▸ **Your instructions**
Find each line below containing the word "Frau" and copy it.

▸ **Materials provided**
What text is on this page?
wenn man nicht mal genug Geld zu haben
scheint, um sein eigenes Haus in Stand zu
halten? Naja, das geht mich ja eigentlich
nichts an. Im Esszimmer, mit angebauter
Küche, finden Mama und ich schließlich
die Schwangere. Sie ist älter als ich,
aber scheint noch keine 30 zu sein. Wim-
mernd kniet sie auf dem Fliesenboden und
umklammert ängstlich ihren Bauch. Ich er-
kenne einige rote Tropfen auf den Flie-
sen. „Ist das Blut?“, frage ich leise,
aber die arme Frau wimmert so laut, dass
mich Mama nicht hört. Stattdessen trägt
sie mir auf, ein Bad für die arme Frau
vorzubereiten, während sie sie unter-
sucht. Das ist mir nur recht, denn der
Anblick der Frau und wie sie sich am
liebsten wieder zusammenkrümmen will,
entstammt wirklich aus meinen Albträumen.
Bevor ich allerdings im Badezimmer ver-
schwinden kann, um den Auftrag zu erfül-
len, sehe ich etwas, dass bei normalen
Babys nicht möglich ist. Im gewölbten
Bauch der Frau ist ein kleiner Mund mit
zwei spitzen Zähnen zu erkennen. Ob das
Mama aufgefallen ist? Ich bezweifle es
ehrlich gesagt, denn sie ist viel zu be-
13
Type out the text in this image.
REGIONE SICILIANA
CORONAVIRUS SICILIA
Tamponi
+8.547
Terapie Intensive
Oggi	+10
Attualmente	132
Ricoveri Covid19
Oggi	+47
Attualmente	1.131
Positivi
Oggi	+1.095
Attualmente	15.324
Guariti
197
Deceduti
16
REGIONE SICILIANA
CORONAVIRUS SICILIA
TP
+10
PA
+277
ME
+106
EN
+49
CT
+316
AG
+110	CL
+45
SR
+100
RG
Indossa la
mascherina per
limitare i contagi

▸ **Exercise result**
aber die arme Frau wimmert so laut, dass
sie mir auf, ein Bad für die arme Frau
Anblick der Frau und wie sie sich am
Bauch der Frau ist ein kleiner Mund mit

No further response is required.